Images embedded in the records are excluded; print everything else exactly as given.

━━━━━━━━━━

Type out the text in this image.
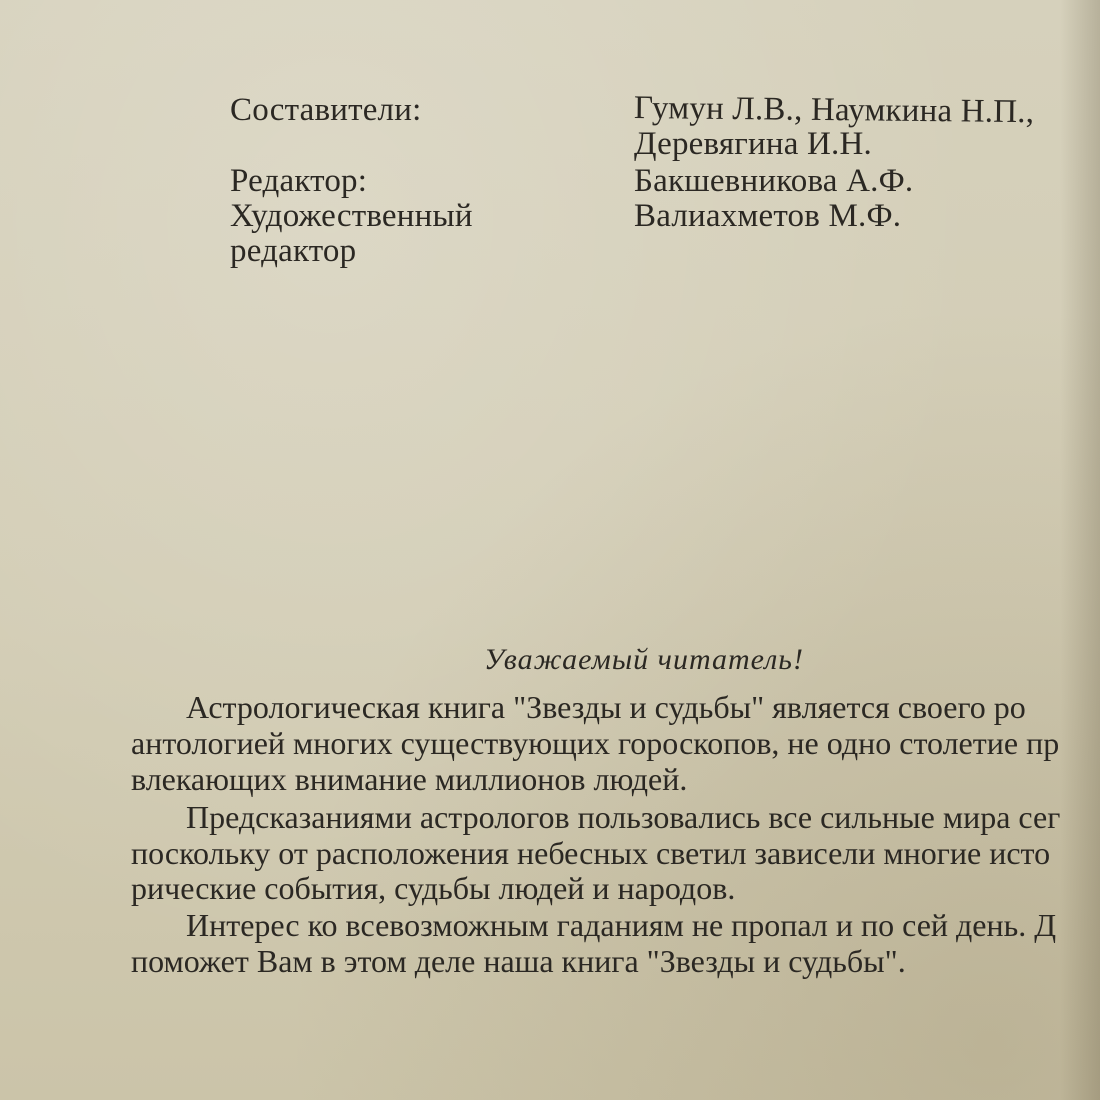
Составители:	Гумун Л.В., Наумкина Н.П.,
Деревягина И.Н.
Редактор:	Бакшевникова А.Ф.
Художественный	Валиахметов М.Ф.
редактор
Уважаемый читатель!
Астрологическая книга "Звезды и судьбы" является своего ро
антологией многих существующих гороскопов, не одно столетие пр
влекающих внимание миллионов людей.
Предсказаниями астрологов пользовались все сильные мира сег
поскольку от расположения небесных светил зависели многие исто
рические события, судьбы людей и народов.
Интерес ко всевозможным гаданиям не пропал и по сей день. Д
поможет Вам в этом деле наша книга "Звезды и судьбы".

━━━━━━━━━━

**Solved problem:**
Type out the text in this image.
Составители:	Гумун Л.В., Наумкина Н.П.,
Деревягина И.Н.
Редактор:	Бакшевникова А.Ф.
Художественный	Валиахметов М.Ф.
редактор
Уважаемый читатель!
Астрологическая книга "Звезды и судьбы" является своего ро
антологией многих существующих гороскопов, не одно столетие пр
влекающих внимание миллионов людей.
Предсказаниями астрологов пользовались все сильные мира сег
поскольку от расположения небесных светил зависели многие исто
рические события, судьбы людей и народов.
Интерес ко всевозможным гаданиям не пропал и по сей день. Д
поможет Вам в этом деле наша книга "Звезды и судьбы".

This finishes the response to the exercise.